# Data excerpts:
--

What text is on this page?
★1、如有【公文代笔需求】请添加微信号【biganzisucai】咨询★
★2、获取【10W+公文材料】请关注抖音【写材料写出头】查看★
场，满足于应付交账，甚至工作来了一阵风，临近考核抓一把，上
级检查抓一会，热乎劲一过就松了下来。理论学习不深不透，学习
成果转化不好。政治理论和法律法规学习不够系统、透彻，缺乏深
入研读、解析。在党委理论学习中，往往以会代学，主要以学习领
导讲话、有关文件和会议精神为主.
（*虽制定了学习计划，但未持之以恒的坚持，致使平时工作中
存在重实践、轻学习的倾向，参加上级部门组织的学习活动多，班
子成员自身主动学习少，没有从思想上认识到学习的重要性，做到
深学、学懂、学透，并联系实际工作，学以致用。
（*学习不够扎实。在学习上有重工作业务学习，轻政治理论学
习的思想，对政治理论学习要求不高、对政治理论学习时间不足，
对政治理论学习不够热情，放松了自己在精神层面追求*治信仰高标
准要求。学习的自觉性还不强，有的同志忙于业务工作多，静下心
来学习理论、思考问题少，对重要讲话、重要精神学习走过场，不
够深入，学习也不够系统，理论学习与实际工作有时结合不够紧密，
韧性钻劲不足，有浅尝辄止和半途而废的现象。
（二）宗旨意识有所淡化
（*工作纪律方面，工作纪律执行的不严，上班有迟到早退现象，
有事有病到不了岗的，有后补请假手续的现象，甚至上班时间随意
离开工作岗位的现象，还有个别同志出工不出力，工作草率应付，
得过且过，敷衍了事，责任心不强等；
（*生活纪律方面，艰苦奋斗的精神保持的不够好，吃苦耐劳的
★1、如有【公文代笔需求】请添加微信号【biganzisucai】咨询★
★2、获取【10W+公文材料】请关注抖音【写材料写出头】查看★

--

Retype each record exactly, leaving nothing out.

What text is on this page?
★1、如有【公文代笔需求】请添加微信号【biganzisucai】咨询★
★2、获取【10W+公文材料】请关注抖音【写材料写出头】查看★
场，满足于应付交账，甚至工作来了一阵风，临近考核抓一把，上
级检查抓一会，热乎劲一过就松了下来。理论学习不深不透，学习
成果转化不好。政治理论和法律法规学习不够系统、透彻，缺乏深
入研读、解析。在党委理论学习中，往往以会代学，主要以学习领
导讲话、有关文件和会议精神为主.
（*虽制定了学习计划，但未持之以恒的坚持，致使平时工作中
存在重实践、轻学习的倾向，参加上级部门组织的学习活动多，班
子成员自身主动学习少，没有从思想上认识到学习的重要性，做到
深学、学懂、学透，并联系实际工作，学以致用。
（*学习不够扎实。在学习上有重工作业务学习，轻政治理论学
习的思想，对政治理论学习要求不高、对政治理论学习时间不足，
对政治理论学习不够热情，放松了自己在精神层面追求*治信仰高标
准要求。学习的自觉性还不强，有的同志忙于业务工作多，静下心
来学习理论、思考问题少，对重要讲话、重要精神学习走过场，不
够深入，学习也不够系统，理论学习与实际工作有时结合不够紧密，
韧性钻劲不足，有浅尝辄止和半途而废的现象。
（二）宗旨意识有所淡化
（*工作纪律方面，工作纪律执行的不严，上班有迟到早退现象，
有事有病到不了岗的，有后补请假手续的现象，甚至上班时间随意
离开工作岗位的现象，还有个别同志出工不出力，工作草率应付，
得过且过，敷衍了事，责任心不强等；
（*生活纪律方面，艰苦奋斗的精神保持的不够好，吃苦耐劳的
★1、如有【公文代笔需求】请添加微信号【biganzisucai】咨询★
★2、获取【10W+公文材料】请关注抖音【写材料写出头】查看★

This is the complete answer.